— START The input —
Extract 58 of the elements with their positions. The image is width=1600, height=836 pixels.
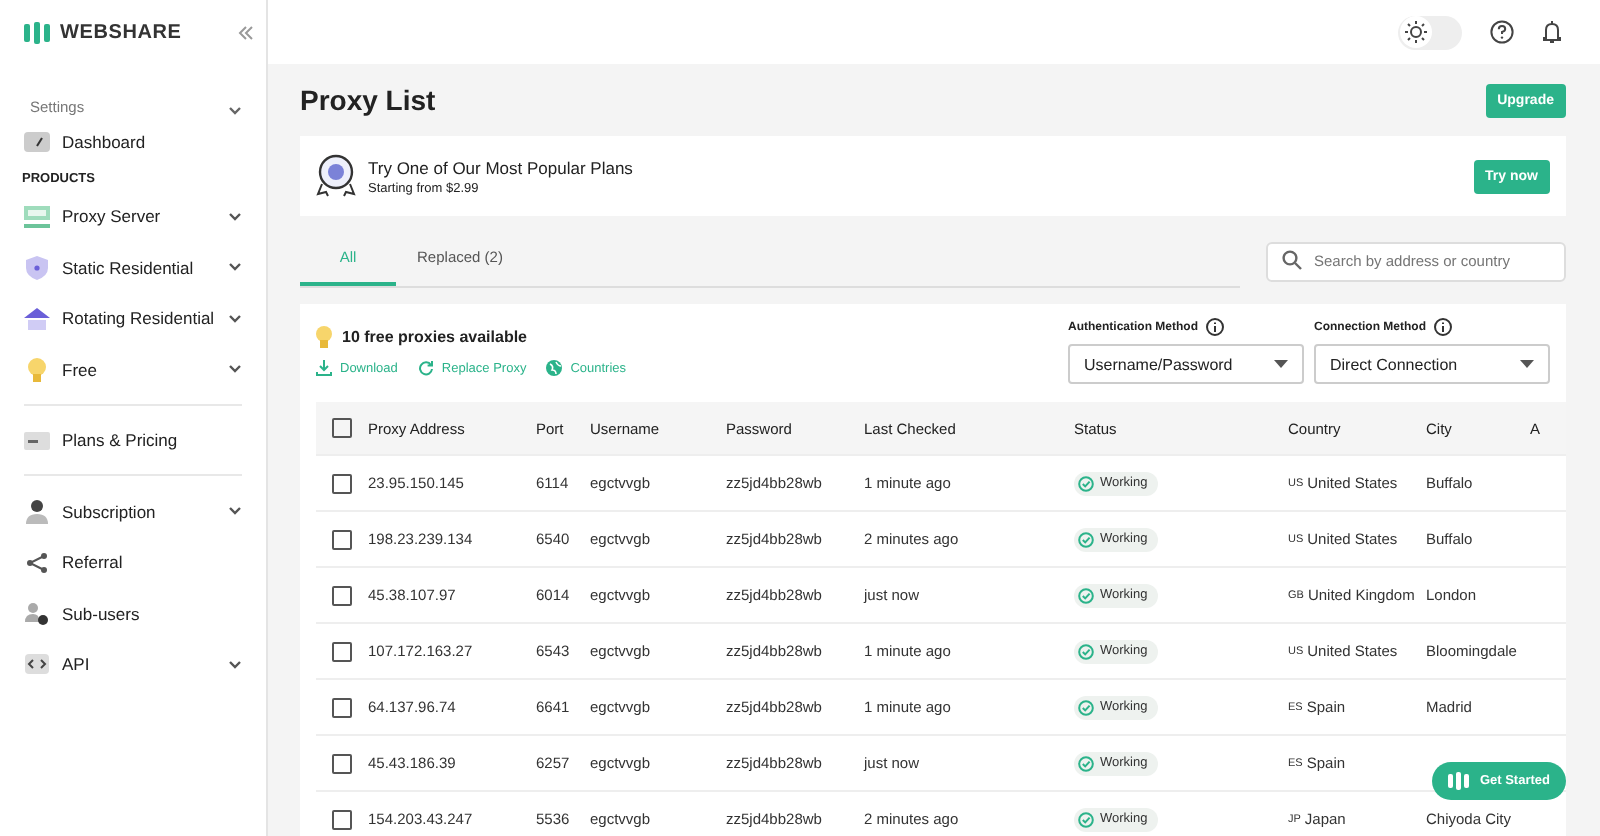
nav-item[interactable]: Rotating Residential [24, 293, 242, 344]
help-icon[interactable] [1490, 20, 1514, 44]
promo-title: Try One of Our Most Popular Plans [368, 157, 635, 177]
checkbox[interactable] [332, 809, 352, 829]
server-icon [24, 205, 50, 228]
checkbox[interactable] [332, 585, 352, 605]
users-icon [24, 601, 50, 626]
refresh-icon [417, 360, 434, 376]
shield-icon [24, 255, 50, 280]
dropdown[interactable]: Username/Password [1068, 344, 1304, 384]
download-icon [316, 360, 332, 376]
collapse-icon[interactable] [238, 25, 254, 39]
nav-item[interactable]: Free [24, 344, 242, 395]
brand-name: WEBSHARE [60, 21, 182, 43]
badge-icon [316, 154, 356, 198]
page-title: Proxy List [300, 84, 436, 116]
house-icon [24, 307, 50, 330]
theme-toggle[interactable] [1398, 15, 1462, 49]
logo-icon [1447, 772, 1470, 790]
caret-icon [1274, 360, 1288, 368]
bulb-icon [24, 357, 50, 382]
free-proxies-count: 10 free proxies available [342, 328, 527, 346]
checkbox[interactable] [332, 753, 352, 773]
nav-item[interactable]: Static Residential [24, 242, 242, 293]
logo-icon [24, 21, 52, 43]
info-icon[interactable] [1434, 318, 1452, 336]
info-icon[interactable] [1206, 318, 1224, 336]
code-icon [24, 654, 50, 675]
checkbox[interactable] [332, 697, 352, 717]
check-icon [1078, 811, 1094, 827]
check-icon [1078, 531, 1094, 547]
check-icon [1078, 587, 1094, 603]
checkbox[interactable] [332, 473, 352, 493]
checkbox[interactable] [332, 641, 352, 661]
nav-item[interactable]: Referral [24, 537, 242, 588]
share-icon [24, 551, 50, 574]
nav-item[interactable]: Proxy Server [24, 191, 242, 242]
check-icon [1078, 643, 1094, 659]
chevron-icon[interactable] [228, 106, 242, 116]
card-icon [24, 431, 50, 450]
nav-item[interactable]: Sub-users [24, 588, 242, 639]
nav-item[interactable]: Subscription [24, 486, 242, 537]
caret-icon [1520, 360, 1534, 368]
checkbox[interactable] [332, 529, 352, 549]
nav-item[interactable]: Dashboard [24, 116, 242, 167]
bell-icon[interactable] [1542, 20, 1562, 44]
bulb-icon [316, 326, 332, 348]
nav-item[interactable]: API [24, 639, 242, 690]
dropdown[interactable]: Direct Connection [1314, 344, 1550, 384]
person-icon [24, 499, 50, 524]
nav-item[interactable]: Plans & Pricing [24, 415, 242, 466]
checkbox[interactable] [332, 418, 352, 438]
check-icon [1078, 475, 1094, 491]
globe-icon [546, 360, 563, 376]
gauge-icon [24, 131, 50, 152]
check-icon [1078, 699, 1094, 715]
sun-icon [1400, 16, 1432, 48]
check-icon [1078, 755, 1094, 771]
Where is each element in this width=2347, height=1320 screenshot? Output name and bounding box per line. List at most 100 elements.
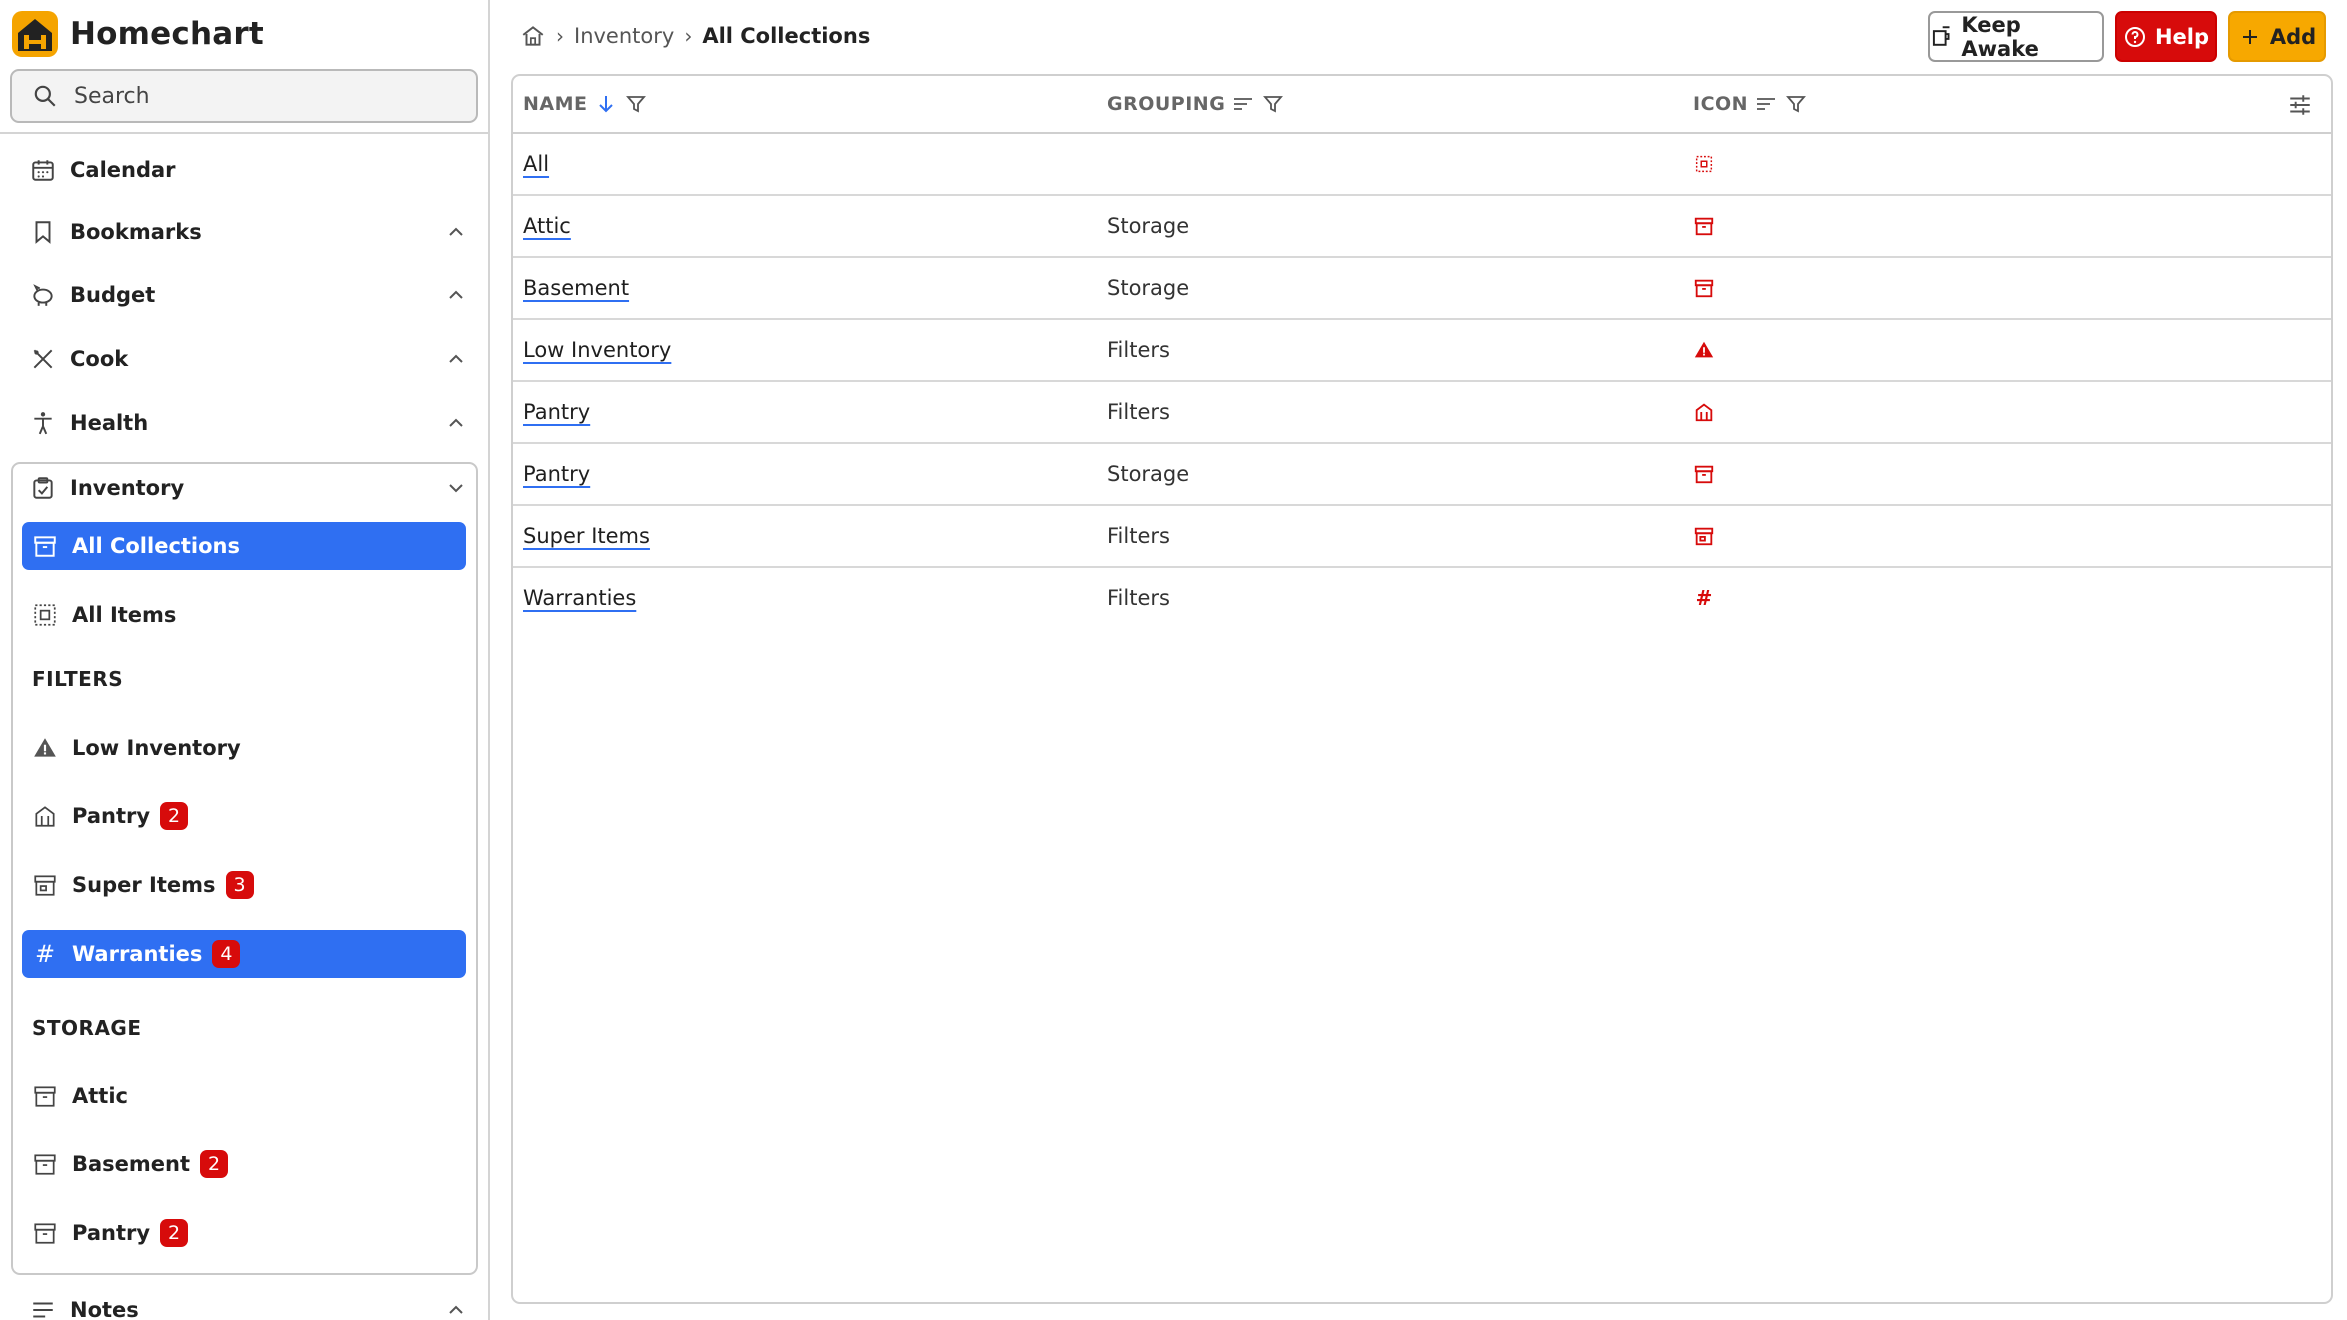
sidebar-item-label: Low Inventory — [72, 736, 241, 760]
chevron-down-icon[interactable] — [444, 476, 468, 500]
sidebar-item-attic[interactable]: Attic — [22, 1072, 466, 1120]
warning-icon — [1694, 341, 1714, 358]
sidebar-item-label: Notes — [70, 1298, 139, 1320]
app-name: Homechart — [70, 16, 264, 52]
table-row[interactable]: Basement Storage — [513, 258, 2331, 320]
all-items-icon — [34, 604, 56, 626]
breadcrumb: › Inventory › All Collections — [520, 18, 870, 54]
filter-icon[interactable] — [1784, 92, 1808, 116]
count-badge: 2 — [160, 1219, 189, 1247]
sidebar-item-label: Bookmarks — [70, 220, 202, 244]
home-icon[interactable] — [520, 23, 546, 49]
sidebar-item-label: Calendar — [70, 158, 176, 182]
accessibility-icon — [34, 412, 52, 435]
tag-icon: # — [34, 940, 56, 968]
keep-awake-button[interactable]: Keep Awake — [1928, 11, 2104, 62]
collection-name-link[interactable]: Basement — [523, 276, 629, 300]
breadcrumb-inventory[interactable]: Inventory — [574, 24, 674, 48]
search-input[interactable]: Search — [10, 69, 478, 123]
sidebar-item-low-inventory[interactable]: Low Inventory — [22, 724, 466, 772]
brand[interactable]: Homechart — [12, 10, 264, 58]
sort-icon[interactable] — [1231, 92, 1255, 116]
sidebar-item-bookmarks[interactable]: Bookmarks — [30, 212, 463, 252]
table-row[interactable]: All — [513, 134, 2331, 196]
collection-name-link[interactable]: Super Items — [523, 524, 650, 548]
box-icon — [1694, 279, 1714, 298]
bookmark-icon — [35, 221, 51, 244]
column-settings-icon[interactable] — [2287, 92, 2313, 118]
box-icon — [34, 1086, 56, 1107]
column-name[interactable]: NAME — [523, 92, 648, 116]
collection-grouping: Storage — [1107, 214, 1190, 238]
collection-name-link[interactable]: Attic — [523, 214, 571, 238]
column-grouping[interactable]: GROUPING — [1107, 92, 1285, 116]
column-icon[interactable]: ICON — [1693, 92, 1808, 116]
sidebar-item-label: All Collections — [72, 534, 240, 558]
table-row[interactable]: Super Items Filters — [513, 506, 2331, 568]
table-row[interactable]: Attic Storage — [513, 196, 2331, 258]
collection-name-link[interactable]: Warranties — [523, 586, 636, 610]
store-icon — [1694, 527, 1714, 546]
chevron-up-icon[interactable] — [444, 220, 468, 244]
sidebar-item-label: Basement — [72, 1152, 191, 1176]
sidebar-item-all-collections[interactable]: All Collections — [22, 522, 466, 570]
add-button[interactable]: Add — [2228, 11, 2326, 62]
chevron-up-icon[interactable] — [444, 411, 468, 435]
collection-grouping: Filters — [1107, 586, 1170, 610]
sidebar-item-basement[interactable]: Basement 2 — [22, 1140, 466, 1188]
notes-icon — [33, 1302, 53, 1318]
column-name-label: NAME — [523, 93, 588, 115]
filter-icon[interactable] — [624, 92, 648, 116]
chevron-up-icon[interactable] — [444, 347, 468, 371]
sort-descending-icon[interactable] — [594, 92, 618, 116]
tag-icon: # — [1695, 586, 1713, 610]
sidebar-item-label: Super Items — [72, 873, 216, 897]
breadcrumb-current: All Collections — [702, 24, 871, 48]
add-label: Add — [2269, 24, 2317, 49]
sort-icon[interactable] — [1754, 92, 1778, 116]
sidebar-item-pantry-filter[interactable]: Pantry 2 — [22, 792, 466, 840]
sidebar-item-super-items[interactable]: Super Items 3 — [22, 861, 466, 909]
sidebar-item-label: Cook — [70, 347, 129, 371]
sidebar-item-pantry-storage[interactable]: Pantry 2 — [22, 1209, 466, 1257]
collection-name-link[interactable]: Low Inventory — [523, 338, 671, 362]
help-icon — [2124, 26, 2145, 47]
homechart-logo-icon — [12, 11, 58, 57]
pantry-icon — [35, 806, 55, 827]
sidebar-item-label: Pantry — [72, 804, 151, 828]
help-button[interactable]: Help — [2115, 11, 2217, 62]
sidebar-item-health[interactable]: Health — [30, 403, 463, 443]
collection-name-link[interactable]: Pantry — [523, 400, 590, 424]
all-items-icon — [1695, 155, 1713, 173]
keep-awake-label: Keep Awake — [1961, 12, 2039, 61]
table-row[interactable]: Low Inventory Filters — [513, 320, 2331, 382]
box-icon — [34, 1223, 56, 1244]
table-row[interactable]: Warranties Filters # — [513, 568, 2331, 630]
storage-heading: STORAGE — [32, 1016, 142, 1040]
collection-name-link[interactable]: Pantry — [523, 462, 590, 486]
sidebar-item-cook[interactable]: Cook — [30, 339, 463, 379]
sidebar-item-warranties[interactable]: # Warranties 4 — [22, 930, 466, 978]
sidebar: Homechart Search Calendar Bookmarks Budg… — [0, 0, 490, 1320]
collection-name-link[interactable]: All — [523, 152, 549, 176]
count-badge: 2 — [200, 1150, 229, 1178]
box-icon — [1694, 465, 1714, 484]
chevron-up-icon[interactable] — [444, 1298, 468, 1320]
sidebar-item-all-items[interactable]: All Items — [22, 591, 466, 639]
plus-icon — [2242, 29, 2257, 44]
table-row[interactable]: Pantry Filters — [513, 382, 2331, 444]
sidebar-item-notes[interactable]: Notes — [30, 1290, 463, 1320]
collection-grouping: Filters — [1107, 338, 1170, 362]
piggy-bank-icon — [33, 284, 53, 306]
sidebar-item-calendar[interactable]: Calendar — [30, 150, 460, 190]
chevron-up-icon[interactable] — [444, 283, 468, 307]
sidebar-item-inventory[interactable]: Inventory — [30, 468, 463, 508]
table-row[interactable]: Pantry Storage — [513, 444, 2331, 506]
collection-grouping: Filters — [1107, 400, 1170, 424]
breadcrumb-separator: › — [684, 24, 693, 48]
sidebar-item-label: Warranties — [72, 942, 203, 966]
sidebar-item-budget[interactable]: Budget — [30, 275, 463, 315]
breadcrumb-separator: › — [556, 24, 564, 48]
coffee-cup-icon — [1932, 25, 1950, 46]
filter-icon[interactable] — [1261, 92, 1285, 116]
— END The input —
**What this task involves:** Begin at the line that has "nav-item[interactable]: Rotating Residential" and stop after the line that has "refresh-icon [417, 360, 434, 376]". Write those lines out again, swapping "checkbox" for "toggle" and leaving everything else as it is.

**Final result:**
nav-item[interactable]: Rotating Residential [24, 293, 242, 344]
help-icon[interactable] [1490, 20, 1514, 44]
promo-title: Try One of Our Most Popular Plans [368, 157, 635, 177]
toggle[interactable] [332, 809, 352, 829]
server-icon [24, 205, 50, 228]
toggle[interactable] [332, 585, 352, 605]
users-icon [24, 601, 50, 626]
refresh-icon [417, 360, 434, 376]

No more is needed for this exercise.